→ Your goal
Copy everything from the first line of the items below down to and including the line containing "data-point bbox=[807, 302, 812, 308]", keeping each line unchanged.

:::

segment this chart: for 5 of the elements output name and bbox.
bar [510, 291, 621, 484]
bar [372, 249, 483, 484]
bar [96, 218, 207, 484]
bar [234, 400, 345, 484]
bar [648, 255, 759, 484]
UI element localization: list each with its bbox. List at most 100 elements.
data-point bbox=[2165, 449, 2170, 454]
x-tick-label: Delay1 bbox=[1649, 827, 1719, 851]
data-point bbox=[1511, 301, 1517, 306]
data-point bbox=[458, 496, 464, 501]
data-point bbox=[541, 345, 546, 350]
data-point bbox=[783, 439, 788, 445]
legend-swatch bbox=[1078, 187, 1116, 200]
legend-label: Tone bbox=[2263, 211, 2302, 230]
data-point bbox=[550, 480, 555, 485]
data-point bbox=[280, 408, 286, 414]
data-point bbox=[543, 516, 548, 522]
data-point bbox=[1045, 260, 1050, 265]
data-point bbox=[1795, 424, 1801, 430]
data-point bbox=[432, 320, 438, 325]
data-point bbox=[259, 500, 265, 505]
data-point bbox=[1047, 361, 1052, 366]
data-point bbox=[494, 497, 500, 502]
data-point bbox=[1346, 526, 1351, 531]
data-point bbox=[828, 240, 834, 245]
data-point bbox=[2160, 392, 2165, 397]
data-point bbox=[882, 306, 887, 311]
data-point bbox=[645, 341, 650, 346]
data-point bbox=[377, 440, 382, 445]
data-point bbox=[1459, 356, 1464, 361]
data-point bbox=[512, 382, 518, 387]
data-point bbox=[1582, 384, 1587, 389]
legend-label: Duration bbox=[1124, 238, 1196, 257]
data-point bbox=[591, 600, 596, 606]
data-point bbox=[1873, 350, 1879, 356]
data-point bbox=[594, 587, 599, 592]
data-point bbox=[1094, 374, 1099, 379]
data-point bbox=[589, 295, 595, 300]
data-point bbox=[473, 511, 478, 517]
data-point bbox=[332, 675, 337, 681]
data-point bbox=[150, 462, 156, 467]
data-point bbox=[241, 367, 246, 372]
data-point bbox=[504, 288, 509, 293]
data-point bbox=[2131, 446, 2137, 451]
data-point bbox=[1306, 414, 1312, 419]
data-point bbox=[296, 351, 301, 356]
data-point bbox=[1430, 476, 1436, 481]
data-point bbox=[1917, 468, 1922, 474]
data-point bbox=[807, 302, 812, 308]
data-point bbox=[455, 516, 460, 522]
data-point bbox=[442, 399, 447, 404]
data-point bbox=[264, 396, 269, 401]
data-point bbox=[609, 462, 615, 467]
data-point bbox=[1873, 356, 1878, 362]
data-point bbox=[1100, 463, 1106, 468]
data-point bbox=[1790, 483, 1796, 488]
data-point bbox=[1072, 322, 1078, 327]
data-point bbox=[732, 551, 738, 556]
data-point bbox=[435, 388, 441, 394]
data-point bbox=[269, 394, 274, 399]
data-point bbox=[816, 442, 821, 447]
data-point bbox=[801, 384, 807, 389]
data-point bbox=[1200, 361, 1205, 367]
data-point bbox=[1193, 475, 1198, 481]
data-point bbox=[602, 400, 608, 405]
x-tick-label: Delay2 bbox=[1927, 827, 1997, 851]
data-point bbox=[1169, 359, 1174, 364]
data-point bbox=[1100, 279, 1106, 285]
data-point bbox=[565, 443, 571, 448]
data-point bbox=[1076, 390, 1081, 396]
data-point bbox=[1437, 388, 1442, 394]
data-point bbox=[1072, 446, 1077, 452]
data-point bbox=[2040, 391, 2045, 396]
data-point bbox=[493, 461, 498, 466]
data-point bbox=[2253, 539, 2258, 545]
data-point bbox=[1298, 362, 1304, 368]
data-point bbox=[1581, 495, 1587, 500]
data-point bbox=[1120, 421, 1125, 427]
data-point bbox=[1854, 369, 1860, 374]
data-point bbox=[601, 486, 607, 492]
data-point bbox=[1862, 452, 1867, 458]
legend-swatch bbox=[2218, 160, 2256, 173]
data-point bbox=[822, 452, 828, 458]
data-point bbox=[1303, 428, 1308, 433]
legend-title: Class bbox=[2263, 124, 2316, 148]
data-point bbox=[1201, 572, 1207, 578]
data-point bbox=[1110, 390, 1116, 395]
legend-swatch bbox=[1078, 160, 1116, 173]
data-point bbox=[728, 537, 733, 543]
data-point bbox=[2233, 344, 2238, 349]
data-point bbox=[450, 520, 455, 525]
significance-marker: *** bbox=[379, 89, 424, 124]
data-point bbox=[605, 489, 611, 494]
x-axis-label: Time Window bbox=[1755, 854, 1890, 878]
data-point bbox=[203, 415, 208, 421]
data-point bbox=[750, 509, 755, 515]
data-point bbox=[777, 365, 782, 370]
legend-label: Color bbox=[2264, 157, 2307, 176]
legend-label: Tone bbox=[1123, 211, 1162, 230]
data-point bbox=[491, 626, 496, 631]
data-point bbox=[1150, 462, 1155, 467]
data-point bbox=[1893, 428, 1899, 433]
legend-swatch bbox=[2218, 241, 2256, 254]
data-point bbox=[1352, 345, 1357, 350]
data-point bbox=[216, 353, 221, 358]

:::

→ Result for this exercise
segment this chart: for 5 of the elements output name and bbox.
bar [510, 291, 621, 484]
bar [372, 249, 483, 484]
bar [96, 218, 207, 484]
bar [234, 400, 345, 484]
bar [648, 255, 759, 484]
UI element localization: list each with its bbox. List at most 100 elements.
data-point bbox=[2165, 449, 2170, 454]
x-tick-label: Delay1 bbox=[1649, 827, 1719, 851]
data-point bbox=[1511, 301, 1517, 306]
data-point bbox=[458, 496, 464, 501]
data-point bbox=[541, 345, 546, 350]
data-point bbox=[783, 439, 788, 445]
legend-swatch bbox=[1078, 187, 1116, 200]
legend-label: Tone bbox=[2263, 211, 2302, 230]
data-point bbox=[550, 480, 555, 485]
data-point bbox=[280, 408, 286, 414]
data-point bbox=[543, 516, 548, 522]
data-point bbox=[1045, 260, 1050, 265]
data-point bbox=[1795, 424, 1801, 430]
data-point bbox=[432, 320, 438, 325]
data-point bbox=[259, 500, 265, 505]
data-point bbox=[1047, 361, 1052, 366]
data-point bbox=[494, 497, 500, 502]
data-point bbox=[1346, 526, 1351, 531]
data-point bbox=[828, 240, 834, 245]
data-point bbox=[2160, 392, 2165, 397]
data-point bbox=[882, 306, 887, 311]
data-point bbox=[645, 341, 650, 346]
data-point bbox=[377, 440, 382, 445]
data-point bbox=[1459, 356, 1464, 361]
data-point bbox=[512, 382, 518, 387]
data-point bbox=[1582, 384, 1587, 389]
legend-label: Duration bbox=[1124, 238, 1196, 257]
data-point bbox=[591, 600, 596, 606]
data-point bbox=[1873, 350, 1879, 356]
data-point bbox=[594, 587, 599, 592]
data-point bbox=[1094, 374, 1099, 379]
data-point bbox=[589, 295, 595, 300]
data-point bbox=[473, 511, 478, 517]
data-point bbox=[332, 675, 337, 681]
data-point bbox=[150, 462, 156, 467]
data-point bbox=[241, 367, 246, 372]
data-point bbox=[504, 288, 509, 293]
data-point bbox=[2131, 446, 2137, 451]
data-point bbox=[1306, 414, 1312, 419]
data-point bbox=[296, 351, 301, 356]
data-point bbox=[1430, 476, 1436, 481]
data-point bbox=[1917, 468, 1922, 474]
data-point bbox=[807, 302, 812, 308]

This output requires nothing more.